Data →
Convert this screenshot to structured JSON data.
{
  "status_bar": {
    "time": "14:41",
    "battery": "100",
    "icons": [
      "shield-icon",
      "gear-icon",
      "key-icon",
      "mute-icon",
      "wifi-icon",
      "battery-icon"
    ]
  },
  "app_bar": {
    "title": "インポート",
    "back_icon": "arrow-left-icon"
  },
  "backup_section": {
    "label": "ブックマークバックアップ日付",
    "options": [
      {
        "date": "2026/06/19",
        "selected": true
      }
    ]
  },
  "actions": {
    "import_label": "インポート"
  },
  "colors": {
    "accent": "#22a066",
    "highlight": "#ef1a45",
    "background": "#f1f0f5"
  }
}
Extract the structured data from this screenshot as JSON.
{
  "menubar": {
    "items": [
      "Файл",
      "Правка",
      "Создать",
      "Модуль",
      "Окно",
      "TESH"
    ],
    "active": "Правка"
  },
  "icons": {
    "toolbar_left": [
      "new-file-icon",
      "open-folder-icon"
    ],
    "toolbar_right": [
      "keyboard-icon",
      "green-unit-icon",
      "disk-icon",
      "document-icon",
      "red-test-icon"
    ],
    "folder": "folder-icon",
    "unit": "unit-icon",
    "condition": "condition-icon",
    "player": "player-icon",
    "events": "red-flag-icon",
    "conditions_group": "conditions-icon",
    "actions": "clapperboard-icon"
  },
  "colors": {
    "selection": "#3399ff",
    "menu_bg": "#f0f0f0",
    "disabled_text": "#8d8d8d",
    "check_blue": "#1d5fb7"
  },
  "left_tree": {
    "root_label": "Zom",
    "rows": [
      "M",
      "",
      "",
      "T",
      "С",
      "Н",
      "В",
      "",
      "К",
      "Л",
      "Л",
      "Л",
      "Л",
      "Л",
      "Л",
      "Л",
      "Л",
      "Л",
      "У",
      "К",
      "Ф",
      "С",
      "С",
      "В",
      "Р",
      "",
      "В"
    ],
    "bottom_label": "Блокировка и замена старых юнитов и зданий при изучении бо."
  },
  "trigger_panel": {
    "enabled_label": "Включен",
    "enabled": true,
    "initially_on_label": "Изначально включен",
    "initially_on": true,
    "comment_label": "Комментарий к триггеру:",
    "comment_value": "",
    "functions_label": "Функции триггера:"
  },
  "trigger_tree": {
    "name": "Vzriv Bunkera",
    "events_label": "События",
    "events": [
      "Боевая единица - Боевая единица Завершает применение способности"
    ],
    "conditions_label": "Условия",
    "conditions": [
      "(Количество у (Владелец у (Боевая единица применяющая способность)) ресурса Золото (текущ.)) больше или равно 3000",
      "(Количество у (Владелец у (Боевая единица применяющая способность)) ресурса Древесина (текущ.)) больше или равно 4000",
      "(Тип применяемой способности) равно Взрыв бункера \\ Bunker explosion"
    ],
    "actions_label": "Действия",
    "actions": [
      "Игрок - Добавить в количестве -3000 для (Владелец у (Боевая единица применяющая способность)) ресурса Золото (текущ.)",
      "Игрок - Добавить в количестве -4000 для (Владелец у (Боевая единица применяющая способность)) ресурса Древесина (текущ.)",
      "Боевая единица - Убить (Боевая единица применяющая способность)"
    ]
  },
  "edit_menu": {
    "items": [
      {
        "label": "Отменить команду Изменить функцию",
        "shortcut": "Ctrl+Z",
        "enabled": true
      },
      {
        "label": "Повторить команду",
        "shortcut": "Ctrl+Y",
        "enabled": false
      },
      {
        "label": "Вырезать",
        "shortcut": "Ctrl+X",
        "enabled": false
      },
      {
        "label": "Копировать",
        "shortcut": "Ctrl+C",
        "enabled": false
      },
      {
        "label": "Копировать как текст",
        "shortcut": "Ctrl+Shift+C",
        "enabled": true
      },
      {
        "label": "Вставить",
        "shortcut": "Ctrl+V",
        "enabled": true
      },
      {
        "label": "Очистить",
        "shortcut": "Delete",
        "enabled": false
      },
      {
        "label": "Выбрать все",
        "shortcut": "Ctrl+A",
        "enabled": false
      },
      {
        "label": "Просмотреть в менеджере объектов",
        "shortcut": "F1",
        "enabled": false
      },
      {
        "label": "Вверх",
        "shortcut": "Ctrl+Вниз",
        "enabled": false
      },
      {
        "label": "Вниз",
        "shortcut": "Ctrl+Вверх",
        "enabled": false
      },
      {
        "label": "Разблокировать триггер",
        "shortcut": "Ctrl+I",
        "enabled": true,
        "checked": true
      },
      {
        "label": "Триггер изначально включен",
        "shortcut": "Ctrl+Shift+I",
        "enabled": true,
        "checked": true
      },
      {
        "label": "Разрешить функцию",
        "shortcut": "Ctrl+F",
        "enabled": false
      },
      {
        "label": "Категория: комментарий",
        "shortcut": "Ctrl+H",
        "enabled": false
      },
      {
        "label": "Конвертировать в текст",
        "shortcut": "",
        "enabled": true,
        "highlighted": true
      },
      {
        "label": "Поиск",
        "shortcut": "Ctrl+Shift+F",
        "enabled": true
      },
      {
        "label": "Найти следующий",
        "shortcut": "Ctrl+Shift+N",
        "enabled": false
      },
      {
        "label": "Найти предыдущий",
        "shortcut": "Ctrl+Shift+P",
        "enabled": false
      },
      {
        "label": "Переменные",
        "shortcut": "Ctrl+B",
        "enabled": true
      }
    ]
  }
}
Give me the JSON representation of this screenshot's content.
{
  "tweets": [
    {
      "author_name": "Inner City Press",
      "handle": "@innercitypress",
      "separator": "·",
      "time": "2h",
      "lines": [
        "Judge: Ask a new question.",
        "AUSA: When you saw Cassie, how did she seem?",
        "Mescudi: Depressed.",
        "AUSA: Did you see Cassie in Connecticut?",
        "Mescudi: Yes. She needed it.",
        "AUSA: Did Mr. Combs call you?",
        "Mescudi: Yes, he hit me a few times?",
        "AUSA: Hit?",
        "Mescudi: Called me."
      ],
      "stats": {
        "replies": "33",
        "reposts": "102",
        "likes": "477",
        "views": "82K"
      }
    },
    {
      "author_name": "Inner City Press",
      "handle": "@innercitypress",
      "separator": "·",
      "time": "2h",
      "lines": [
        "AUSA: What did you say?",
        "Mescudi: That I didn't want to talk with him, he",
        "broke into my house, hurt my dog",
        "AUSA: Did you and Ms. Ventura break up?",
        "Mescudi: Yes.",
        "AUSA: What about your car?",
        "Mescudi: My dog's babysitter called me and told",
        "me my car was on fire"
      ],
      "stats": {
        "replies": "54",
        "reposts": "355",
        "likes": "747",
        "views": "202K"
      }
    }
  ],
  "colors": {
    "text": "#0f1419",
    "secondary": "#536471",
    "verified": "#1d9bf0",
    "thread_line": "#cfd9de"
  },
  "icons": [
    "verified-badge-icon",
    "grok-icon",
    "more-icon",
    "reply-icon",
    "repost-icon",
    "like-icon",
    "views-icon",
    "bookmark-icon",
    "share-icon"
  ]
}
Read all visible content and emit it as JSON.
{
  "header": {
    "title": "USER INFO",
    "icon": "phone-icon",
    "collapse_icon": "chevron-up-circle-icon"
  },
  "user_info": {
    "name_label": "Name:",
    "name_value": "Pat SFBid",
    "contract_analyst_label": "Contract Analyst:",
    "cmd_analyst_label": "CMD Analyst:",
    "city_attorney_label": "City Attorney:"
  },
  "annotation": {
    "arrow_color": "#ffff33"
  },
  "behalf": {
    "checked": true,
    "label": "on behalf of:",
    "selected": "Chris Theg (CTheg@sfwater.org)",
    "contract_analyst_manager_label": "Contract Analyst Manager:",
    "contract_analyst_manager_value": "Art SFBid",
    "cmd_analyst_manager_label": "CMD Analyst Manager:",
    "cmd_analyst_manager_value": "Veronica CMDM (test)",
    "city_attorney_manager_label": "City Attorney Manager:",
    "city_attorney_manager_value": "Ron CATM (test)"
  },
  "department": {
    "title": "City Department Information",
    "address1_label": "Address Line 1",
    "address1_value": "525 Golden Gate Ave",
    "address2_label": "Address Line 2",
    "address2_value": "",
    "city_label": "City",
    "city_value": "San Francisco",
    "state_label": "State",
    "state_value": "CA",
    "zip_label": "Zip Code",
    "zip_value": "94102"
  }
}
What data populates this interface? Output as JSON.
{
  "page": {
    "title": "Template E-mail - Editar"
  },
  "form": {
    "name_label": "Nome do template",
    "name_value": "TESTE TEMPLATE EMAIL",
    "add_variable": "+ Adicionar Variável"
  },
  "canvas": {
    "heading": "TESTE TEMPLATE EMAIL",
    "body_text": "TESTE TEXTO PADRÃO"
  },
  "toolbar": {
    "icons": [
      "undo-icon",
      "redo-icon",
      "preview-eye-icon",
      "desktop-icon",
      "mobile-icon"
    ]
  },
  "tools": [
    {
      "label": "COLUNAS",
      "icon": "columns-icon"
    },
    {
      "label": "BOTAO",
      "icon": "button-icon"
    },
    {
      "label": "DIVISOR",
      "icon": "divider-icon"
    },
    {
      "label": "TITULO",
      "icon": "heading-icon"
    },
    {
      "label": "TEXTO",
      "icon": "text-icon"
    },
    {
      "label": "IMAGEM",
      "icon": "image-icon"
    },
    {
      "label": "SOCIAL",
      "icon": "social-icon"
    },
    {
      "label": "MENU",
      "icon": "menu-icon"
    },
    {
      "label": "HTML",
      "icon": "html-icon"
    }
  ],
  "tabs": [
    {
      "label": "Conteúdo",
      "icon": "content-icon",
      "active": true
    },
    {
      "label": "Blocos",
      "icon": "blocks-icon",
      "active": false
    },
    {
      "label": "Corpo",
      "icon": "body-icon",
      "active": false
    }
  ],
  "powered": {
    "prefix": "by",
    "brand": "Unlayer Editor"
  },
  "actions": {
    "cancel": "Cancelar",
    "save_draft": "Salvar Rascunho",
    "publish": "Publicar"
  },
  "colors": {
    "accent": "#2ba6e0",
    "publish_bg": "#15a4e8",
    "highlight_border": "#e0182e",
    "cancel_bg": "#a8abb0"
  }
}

Stated exercise → Across the data, tally the lines containing "What" and give back the number alone.

Result of this task → 3